- [WHAT IS EXPECTED] Echo back, unchanged, the lines that run from the start of the region boundary data through the line containing "51, 197, 65]", with both ends included.

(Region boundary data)

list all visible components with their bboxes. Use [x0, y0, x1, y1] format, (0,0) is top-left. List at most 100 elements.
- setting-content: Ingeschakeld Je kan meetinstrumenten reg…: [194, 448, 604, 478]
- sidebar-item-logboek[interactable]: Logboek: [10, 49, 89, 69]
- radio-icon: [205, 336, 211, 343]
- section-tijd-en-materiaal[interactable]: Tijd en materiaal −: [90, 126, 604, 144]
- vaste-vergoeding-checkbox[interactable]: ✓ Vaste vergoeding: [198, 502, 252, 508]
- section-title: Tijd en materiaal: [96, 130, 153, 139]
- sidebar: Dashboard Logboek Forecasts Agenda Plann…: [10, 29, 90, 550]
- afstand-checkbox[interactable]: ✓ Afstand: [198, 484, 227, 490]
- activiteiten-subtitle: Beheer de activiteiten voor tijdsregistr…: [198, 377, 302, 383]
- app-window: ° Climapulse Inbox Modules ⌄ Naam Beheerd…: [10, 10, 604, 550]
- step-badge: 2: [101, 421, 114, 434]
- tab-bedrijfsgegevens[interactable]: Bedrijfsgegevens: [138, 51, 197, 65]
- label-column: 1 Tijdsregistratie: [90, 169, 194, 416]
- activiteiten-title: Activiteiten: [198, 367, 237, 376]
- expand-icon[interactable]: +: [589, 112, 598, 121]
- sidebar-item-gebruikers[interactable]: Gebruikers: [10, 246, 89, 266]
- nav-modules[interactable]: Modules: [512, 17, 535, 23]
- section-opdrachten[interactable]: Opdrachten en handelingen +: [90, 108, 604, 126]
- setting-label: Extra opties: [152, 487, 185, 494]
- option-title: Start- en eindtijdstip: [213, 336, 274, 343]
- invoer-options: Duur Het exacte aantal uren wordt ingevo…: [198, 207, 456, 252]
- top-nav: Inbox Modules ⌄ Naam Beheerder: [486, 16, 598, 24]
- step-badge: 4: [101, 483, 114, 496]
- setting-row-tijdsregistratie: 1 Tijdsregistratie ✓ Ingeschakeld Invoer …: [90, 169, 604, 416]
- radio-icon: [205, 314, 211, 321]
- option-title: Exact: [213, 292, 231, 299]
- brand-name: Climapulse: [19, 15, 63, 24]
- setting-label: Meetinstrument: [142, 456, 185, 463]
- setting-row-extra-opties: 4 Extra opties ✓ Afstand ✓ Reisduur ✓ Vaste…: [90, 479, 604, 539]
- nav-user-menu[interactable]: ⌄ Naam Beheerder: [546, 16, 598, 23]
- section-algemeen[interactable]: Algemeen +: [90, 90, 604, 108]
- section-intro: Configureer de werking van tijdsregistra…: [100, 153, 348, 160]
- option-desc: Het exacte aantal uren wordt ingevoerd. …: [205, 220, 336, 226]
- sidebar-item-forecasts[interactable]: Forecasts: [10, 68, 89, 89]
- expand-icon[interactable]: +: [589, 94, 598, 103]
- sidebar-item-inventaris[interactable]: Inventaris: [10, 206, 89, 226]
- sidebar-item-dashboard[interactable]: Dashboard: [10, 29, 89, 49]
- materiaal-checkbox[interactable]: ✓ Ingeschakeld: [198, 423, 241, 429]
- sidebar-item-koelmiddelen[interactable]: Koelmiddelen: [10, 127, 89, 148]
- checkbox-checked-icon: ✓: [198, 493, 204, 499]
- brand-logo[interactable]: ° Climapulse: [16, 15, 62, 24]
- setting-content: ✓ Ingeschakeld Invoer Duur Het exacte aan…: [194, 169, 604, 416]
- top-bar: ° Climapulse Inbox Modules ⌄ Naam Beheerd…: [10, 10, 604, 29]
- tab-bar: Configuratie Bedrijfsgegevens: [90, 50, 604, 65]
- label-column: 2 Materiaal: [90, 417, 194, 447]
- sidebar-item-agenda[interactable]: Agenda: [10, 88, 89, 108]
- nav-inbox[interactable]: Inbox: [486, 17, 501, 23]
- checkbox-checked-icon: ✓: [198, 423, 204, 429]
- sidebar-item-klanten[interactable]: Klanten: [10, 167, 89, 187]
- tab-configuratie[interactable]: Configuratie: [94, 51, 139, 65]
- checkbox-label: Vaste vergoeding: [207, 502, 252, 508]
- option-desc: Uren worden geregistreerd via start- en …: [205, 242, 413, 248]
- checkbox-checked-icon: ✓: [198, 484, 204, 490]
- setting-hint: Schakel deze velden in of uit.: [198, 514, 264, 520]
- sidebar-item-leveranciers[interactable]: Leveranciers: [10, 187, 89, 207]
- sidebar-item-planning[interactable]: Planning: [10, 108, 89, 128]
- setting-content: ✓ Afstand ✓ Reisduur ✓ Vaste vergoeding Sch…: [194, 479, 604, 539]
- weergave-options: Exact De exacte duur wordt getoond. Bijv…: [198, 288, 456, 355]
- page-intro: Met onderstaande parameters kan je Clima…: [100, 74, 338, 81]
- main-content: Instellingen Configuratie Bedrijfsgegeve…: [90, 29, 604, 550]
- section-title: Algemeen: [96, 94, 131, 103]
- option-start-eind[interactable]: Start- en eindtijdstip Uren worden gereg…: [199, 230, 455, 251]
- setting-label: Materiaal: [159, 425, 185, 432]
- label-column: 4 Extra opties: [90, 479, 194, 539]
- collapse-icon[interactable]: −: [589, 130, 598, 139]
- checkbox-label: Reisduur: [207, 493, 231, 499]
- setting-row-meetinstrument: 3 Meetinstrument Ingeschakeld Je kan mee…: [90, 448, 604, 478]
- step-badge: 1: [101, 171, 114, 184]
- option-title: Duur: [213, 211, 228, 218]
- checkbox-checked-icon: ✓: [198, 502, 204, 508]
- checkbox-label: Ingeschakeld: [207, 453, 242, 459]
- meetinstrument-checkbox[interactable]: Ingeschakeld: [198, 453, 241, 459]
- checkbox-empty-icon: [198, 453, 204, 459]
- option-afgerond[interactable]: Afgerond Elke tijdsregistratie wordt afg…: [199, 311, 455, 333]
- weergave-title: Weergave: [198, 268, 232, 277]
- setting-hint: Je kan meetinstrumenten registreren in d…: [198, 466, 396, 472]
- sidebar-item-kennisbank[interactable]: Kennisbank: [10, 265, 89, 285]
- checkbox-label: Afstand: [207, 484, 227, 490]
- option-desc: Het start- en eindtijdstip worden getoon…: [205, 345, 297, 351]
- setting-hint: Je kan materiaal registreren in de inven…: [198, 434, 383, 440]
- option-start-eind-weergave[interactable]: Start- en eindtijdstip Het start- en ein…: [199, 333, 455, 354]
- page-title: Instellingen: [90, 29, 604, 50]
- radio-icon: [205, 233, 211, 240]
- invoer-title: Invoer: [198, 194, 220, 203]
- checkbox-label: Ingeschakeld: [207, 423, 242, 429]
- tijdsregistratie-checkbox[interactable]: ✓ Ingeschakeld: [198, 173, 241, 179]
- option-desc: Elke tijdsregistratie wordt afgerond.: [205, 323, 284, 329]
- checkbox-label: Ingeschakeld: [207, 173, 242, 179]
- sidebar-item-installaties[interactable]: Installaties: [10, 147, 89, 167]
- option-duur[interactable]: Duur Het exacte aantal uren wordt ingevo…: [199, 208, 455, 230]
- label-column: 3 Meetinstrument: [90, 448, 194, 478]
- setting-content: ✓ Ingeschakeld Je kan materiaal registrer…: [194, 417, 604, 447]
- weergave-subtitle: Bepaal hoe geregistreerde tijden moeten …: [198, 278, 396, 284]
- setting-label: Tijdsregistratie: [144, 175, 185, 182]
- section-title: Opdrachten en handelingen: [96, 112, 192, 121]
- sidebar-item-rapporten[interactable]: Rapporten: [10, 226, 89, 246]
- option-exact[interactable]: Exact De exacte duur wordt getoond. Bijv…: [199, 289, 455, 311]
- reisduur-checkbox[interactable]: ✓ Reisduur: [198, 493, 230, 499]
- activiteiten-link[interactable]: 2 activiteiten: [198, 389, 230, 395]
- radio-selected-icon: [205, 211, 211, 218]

- [EXERCISE RESULT]
list all visible components with their bboxes. Use [x0, y0, x1, y1] format, (0,0) is top-left. List at most 100 elements.
- setting-content: Ingeschakeld Je kan meetinstrumenten reg…: [194, 448, 604, 478]
- sidebar-item-logboek[interactable]: Logboek: [10, 49, 89, 69]
- radio-icon: [205, 336, 211, 343]
- section-tijd-en-materiaal[interactable]: Tijd en materiaal −: [90, 126, 604, 144]
- vaste-vergoeding-checkbox[interactable]: ✓ Vaste vergoeding: [198, 502, 252, 508]
- section-title: Tijd en materiaal: [96, 130, 153, 139]
- sidebar: Dashboard Logboek Forecasts Agenda Plann…: [10, 29, 90, 550]
- afstand-checkbox[interactable]: ✓ Afstand: [198, 484, 227, 490]
- activiteiten-subtitle: Beheer de activiteiten voor tijdsregistr…: [198, 377, 302, 383]
- app-window: ° Climapulse Inbox Modules ⌄ Naam Beheerd…: [10, 10, 604, 550]
- step-badge: 2: [101, 421, 114, 434]
- tab-bedrijfsgegevens[interactable]: Bedrijfsgegevens: [138, 51, 197, 65]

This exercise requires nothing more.